# INSTRUCTIONS FOR THE TASK
The entries below should be transcribed in their entirety, exactly as written.
════════
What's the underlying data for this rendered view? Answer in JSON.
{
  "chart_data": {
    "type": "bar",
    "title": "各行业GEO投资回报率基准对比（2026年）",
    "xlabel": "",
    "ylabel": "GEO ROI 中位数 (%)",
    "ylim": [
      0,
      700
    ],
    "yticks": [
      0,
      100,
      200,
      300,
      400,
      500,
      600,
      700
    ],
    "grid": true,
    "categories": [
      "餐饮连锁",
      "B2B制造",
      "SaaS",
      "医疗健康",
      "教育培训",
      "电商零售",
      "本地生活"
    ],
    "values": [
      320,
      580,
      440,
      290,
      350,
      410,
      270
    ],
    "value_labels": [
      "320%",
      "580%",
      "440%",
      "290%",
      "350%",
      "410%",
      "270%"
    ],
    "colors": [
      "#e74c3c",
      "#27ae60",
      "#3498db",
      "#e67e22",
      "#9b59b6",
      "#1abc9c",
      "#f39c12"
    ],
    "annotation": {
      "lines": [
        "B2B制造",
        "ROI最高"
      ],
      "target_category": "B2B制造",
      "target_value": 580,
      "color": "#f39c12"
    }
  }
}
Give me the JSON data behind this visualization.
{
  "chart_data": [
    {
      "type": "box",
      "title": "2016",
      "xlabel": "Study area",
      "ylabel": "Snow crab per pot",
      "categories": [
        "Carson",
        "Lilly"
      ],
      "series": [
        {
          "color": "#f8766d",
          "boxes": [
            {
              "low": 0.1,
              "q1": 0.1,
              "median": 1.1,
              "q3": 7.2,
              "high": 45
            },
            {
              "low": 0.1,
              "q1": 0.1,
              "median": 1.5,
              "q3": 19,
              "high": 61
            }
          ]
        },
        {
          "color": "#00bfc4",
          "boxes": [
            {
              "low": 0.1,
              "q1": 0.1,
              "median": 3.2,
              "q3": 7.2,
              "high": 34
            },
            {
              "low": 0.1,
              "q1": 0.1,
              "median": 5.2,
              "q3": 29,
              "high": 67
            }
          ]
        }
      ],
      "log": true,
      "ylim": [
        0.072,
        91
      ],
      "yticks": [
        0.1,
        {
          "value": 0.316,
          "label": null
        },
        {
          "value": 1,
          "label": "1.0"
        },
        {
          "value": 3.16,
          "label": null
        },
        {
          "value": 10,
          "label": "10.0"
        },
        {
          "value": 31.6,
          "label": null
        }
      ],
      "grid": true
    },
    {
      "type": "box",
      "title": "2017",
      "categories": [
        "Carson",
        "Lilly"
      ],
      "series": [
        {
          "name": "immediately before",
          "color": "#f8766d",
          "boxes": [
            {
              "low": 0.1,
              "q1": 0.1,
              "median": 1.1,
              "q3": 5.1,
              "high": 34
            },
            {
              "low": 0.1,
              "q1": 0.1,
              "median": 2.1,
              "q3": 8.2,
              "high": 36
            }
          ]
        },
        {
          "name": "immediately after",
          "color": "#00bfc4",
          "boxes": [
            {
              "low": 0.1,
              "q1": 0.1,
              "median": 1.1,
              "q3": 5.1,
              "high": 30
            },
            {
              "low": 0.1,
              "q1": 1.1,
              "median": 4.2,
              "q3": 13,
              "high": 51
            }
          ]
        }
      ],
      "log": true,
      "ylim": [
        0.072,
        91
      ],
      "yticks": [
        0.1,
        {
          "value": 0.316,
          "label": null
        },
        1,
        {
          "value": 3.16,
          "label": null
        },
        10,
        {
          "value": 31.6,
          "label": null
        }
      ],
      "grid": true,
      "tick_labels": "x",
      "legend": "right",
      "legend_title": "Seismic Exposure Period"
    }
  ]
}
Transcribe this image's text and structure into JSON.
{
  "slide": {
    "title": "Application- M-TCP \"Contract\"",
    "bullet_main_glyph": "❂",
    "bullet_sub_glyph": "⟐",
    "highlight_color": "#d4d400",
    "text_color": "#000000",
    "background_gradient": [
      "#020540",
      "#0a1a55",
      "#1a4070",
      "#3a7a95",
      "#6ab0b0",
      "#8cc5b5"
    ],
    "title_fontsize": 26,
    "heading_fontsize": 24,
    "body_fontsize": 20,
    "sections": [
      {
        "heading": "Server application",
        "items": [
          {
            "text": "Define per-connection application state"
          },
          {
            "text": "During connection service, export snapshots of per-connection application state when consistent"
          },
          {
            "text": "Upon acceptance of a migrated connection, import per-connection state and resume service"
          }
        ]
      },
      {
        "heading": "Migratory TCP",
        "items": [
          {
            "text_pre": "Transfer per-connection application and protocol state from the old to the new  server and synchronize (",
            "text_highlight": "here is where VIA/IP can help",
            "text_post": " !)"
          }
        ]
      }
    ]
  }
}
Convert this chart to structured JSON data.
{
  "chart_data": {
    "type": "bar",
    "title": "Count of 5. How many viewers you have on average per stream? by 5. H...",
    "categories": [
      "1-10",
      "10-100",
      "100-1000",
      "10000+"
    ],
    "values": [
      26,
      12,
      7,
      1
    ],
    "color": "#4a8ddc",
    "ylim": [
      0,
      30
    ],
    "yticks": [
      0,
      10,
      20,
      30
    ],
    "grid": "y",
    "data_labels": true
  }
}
════════
# RIGHT ANSWER
What's the underlying data for this rendered view? Answer in JSON.
{
  "chart_data": {
    "type": "bar",
    "title": "各行业GEO投资回报率基准对比（2026年）",
    "xlabel": "",
    "ylabel": "GEO ROI 中位数 (%)",
    "ylim": [
      0,
      700
    ],
    "yticks": [
      0,
      100,
      200,
      300,
      400,
      500,
      600,
      700
    ],
    "grid": true,
    "categories": [
      "餐饮连锁",
      "B2B制造",
      "SaaS",
      "医疗健康",
      "教育培训",
      "电商零售",
      "本地生活"
    ],
    "values": [
      320,
      580,
      440,
      290,
      350,
      410,
      270
    ],
    "value_labels": [
      "320%",
      "580%",
      "440%",
      "290%",
      "350%",
      "410%",
      "270%"
    ],
    "colors": [
      "#e74c3c",
      "#27ae60",
      "#3498db",
      "#e67e22",
      "#9b59b6",
      "#1abc9c",
      "#f39c12"
    ],
    "annotation": {
      "lines": [
        "B2B制造",
        "ROI最高"
      ],
      "target_category": "B2B制造",
      "target_value": 580,
      "color": "#f39c12"
    }
  }
}
Give me the JSON data behind this visualization.
{
  "chart_data": [
    {
      "type": "box",
      "title": "2016",
      "xlabel": "Study area",
      "ylabel": "Snow crab per pot",
      "categories": [
        "Carson",
        "Lilly"
      ],
      "series": [
        {
          "color": "#f8766d",
          "boxes": [
            {
              "low": 0.1,
              "q1": 0.1,
              "median": 1.1,
              "q3": 7.2,
              "high": 45
            },
            {
              "low": 0.1,
              "q1": 0.1,
              "median": 1.5,
              "q3": 19,
              "high": 61
            }
          ]
        },
        {
          "color": "#00bfc4",
          "boxes": [
            {
              "low": 0.1,
              "q1": 0.1,
              "median": 3.2,
              "q3": 7.2,
              "high": 34
            },
            {
              "low": 0.1,
              "q1": 0.1,
              "median": 5.2,
              "q3": 29,
              "high": 67
            }
          ]
        }
      ],
      "log": true,
      "ylim": [
        0.072,
        91
      ],
      "yticks": [
        0.1,
        {
          "value": 0.316,
          "label": null
        },
        {
          "value": 1,
          "label": "1.0"
        },
        {
          "value": 3.16,
          "label": null
        },
        {
          "value": 10,
          "label": "10.0"
        },
        {
          "value": 31.6,
          "label": null
        }
      ],
      "grid": true
    },
    {
      "type": "box",
      "title": "2017",
      "categories": [
        "Carson",
        "Lilly"
      ],
      "series": [
        {
          "name": "immediately before",
          "color": "#f8766d",
          "boxes": [
            {
              "low": 0.1,
              "q1": 0.1,
              "median": 1.1,
              "q3": 5.1,
              "high": 34
            },
            {
              "low": 0.1,
              "q1": 0.1,
              "median": 2.1,
              "q3": 8.2,
              "high": 36
            }
          ]
        },
        {
          "name": "immediately after",
          "color": "#00bfc4",
          "boxes": [
            {
              "low": 0.1,
              "q1": 0.1,
              "median": 1.1,
              "q3": 5.1,
              "high": 30
            },
            {
              "low": 0.1,
              "q1": 1.1,
              "median": 4.2,
              "q3": 13,
              "high": 51
            }
          ]
        }
      ],
      "log": true,
      "ylim": [
        0.072,
        91
      ],
      "yticks": [
        0.1,
        {
          "value": 0.316,
          "label": null
        },
        1,
        {
          "value": 3.16,
          "label": null
        },
        10,
        {
          "value": 31.6,
          "label": null
        }
      ],
      "grid": true,
      "tick_labels": "x",
      "legend": "right",
      "legend_title": "Seismic Exposure Period"
    }
  ]
}
Transcribe this image's text and structure into JSON.
{
  "slide": {
    "title": "Application- M-TCP \"Contract\"",
    "bullet_main_glyph": "❂",
    "bullet_sub_glyph": "⟐",
    "highlight_color": "#d4d400",
    "text_color": "#000000",
    "background_gradient": [
      "#020540",
      "#0a1a55",
      "#1a4070",
      "#3a7a95",
      "#6ab0b0",
      "#8cc5b5"
    ],
    "title_fontsize": 26,
    "heading_fontsize": 24,
    "body_fontsize": 20,
    "sections": [
      {
        "heading": "Server application",
        "items": [
          {
            "text": "Define per-connection application state"
          },
          {
            "text": "During connection service, export snapshots of per-connection application state when consistent"
          },
          {
            "text": "Upon acceptance of a migrated connection, import per-connection state and resume service"
          }
        ]
      },
      {
        "heading": "Migratory TCP",
        "items": [
          {
            "text_pre": "Transfer per-connection application and protocol state from the old to the new  server and synchronize (",
            "text_highlight": "here is where VIA/IP can help",
            "text_post": " !)"
          }
        ]
      }
    ]
  }
}
Convert this chart to structured JSON data.
{
  "chart_data": {
    "type": "bar",
    "title": "Count of 5. How many viewers you have on average per stream? by 5. H...",
    "categories": [
      "1-10",
      "10-100",
      "100-1000",
      "10000+"
    ],
    "values": [
      26,
      12,
      7,
      1
    ],
    "color": "#4a8ddc",
    "ylim": [
      0,
      30
    ],
    "yticks": [
      0,
      10,
      20,
      30
    ],
    "grid": "y",
    "data_labels": true
  }
}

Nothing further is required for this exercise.